_REQUEST_
For the data below, work out how many lines contain the word "Análisis" and supply only that number.

_DATASET RECORDS_
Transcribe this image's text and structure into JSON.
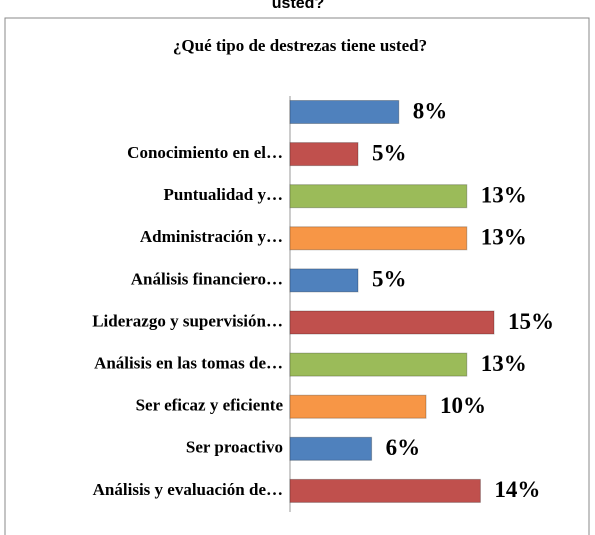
{
  "header_text": "usted?",
  "chart_data": {
    "type": "bar",
    "orientation": "horizontal",
    "title": "¿Qué tipo de destrezas tiene usted?",
    "categories": [
      null,
      "Conocimiento en el…",
      "Puntualidad y…",
      "Administración y…",
      "Análisis financiero…",
      "Liderazgo y supervisión…",
      "Análisis en las tomas de…",
      "Ser eficaz y eficiente",
      "Ser proactivo",
      "Análisis y evaluación de…"
    ],
    "values": [
      8,
      5,
      13,
      13,
      5,
      15,
      13,
      10,
      6,
      14
    ],
    "value_labels": [
      "8%",
      "5%",
      "13%",
      "13%",
      "5%",
      "15%",
      "13%",
      "10%",
      "6%",
      "14%"
    ],
    "colors": [
      "#4f81bd",
      "#c0504d",
      "#9bbb59",
      "#f79646",
      "#4f81bd",
      "#c0504d",
      "#9bbb59",
      "#f79646",
      "#4f81bd",
      "#c0504d"
    ]
  }
}
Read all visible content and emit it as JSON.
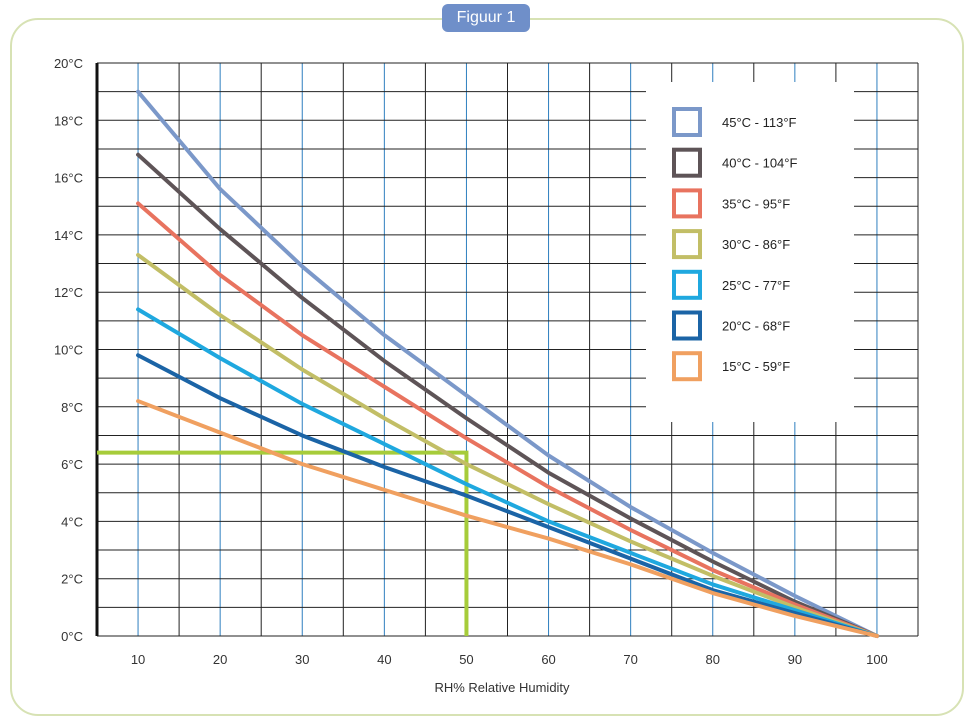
{
  "figure_label": "Figuur 1",
  "chart_data": {
    "type": "line",
    "title": "",
    "xlabel": "RH% Relative Humidity",
    "ylabel": "",
    "xlim": [
      5,
      105
    ],
    "ylim": [
      0,
      20
    ],
    "x_ticks": [
      10,
      20,
      30,
      40,
      50,
      60,
      70,
      80,
      90,
      100
    ],
    "x_tick_labels": [
      "10",
      "20",
      "30",
      "40",
      "50",
      "60",
      "70",
      "80",
      "90",
      "100"
    ],
    "y_ticks": [
      0,
      2,
      4,
      6,
      8,
      10,
      12,
      14,
      16,
      18,
      20
    ],
    "y_tick_labels": [
      "0°C",
      "2°C",
      "4°C",
      "6°C",
      "8°C",
      "10°C",
      "12°C",
      "14°C",
      "16°C",
      "18°C",
      "20°C"
    ],
    "grid": true,
    "legend_position": "top-right",
    "x": [
      10,
      20,
      30,
      40,
      50,
      60,
      70,
      80,
      90,
      100
    ],
    "series": [
      {
        "name": "45°C - 113°F",
        "color": "#7b98c9",
        "values": [
          19.0,
          15.6,
          12.9,
          10.5,
          8.4,
          6.3,
          4.5,
          2.9,
          1.4,
          0.0
        ]
      },
      {
        "name": "40°C - 104°F",
        "color": "#5e5457",
        "values": [
          16.8,
          14.2,
          11.8,
          9.6,
          7.6,
          5.7,
          4.1,
          2.6,
          1.2,
          0.0
        ]
      },
      {
        "name": "35°C - 95°F",
        "color": "#e8735f",
        "values": [
          15.1,
          12.6,
          10.5,
          8.7,
          6.9,
          5.2,
          3.7,
          2.3,
          1.1,
          0.0
        ]
      },
      {
        "name": "30°C - 86°F",
        "color": "#c2be66",
        "values": [
          13.3,
          11.2,
          9.3,
          7.6,
          6.0,
          4.6,
          3.3,
          2.1,
          1.0,
          0.0
        ]
      },
      {
        "name": "25°C - 77°F",
        "color": "#1fa8df",
        "values": [
          11.4,
          9.7,
          8.1,
          6.7,
          5.3,
          4.0,
          2.9,
          1.8,
          0.9,
          0.0
        ]
      },
      {
        "name": "20°C - 68°F",
        "color": "#1b64a6",
        "values": [
          9.8,
          8.3,
          7.0,
          5.9,
          4.9,
          3.8,
          2.7,
          1.6,
          0.8,
          0.0
        ]
      },
      {
        "name": "15°C - 59°F",
        "color": "#f0a060",
        "values": [
          8.2,
          7.1,
          6.0,
          5.1,
          4.2,
          3.4,
          2.5,
          1.5,
          0.7,
          0.0
        ]
      }
    ],
    "annotation": {
      "color": "#a6cc3a",
      "x": 50,
      "y": 6.4
    }
  }
}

_TASK RESPONSE_
3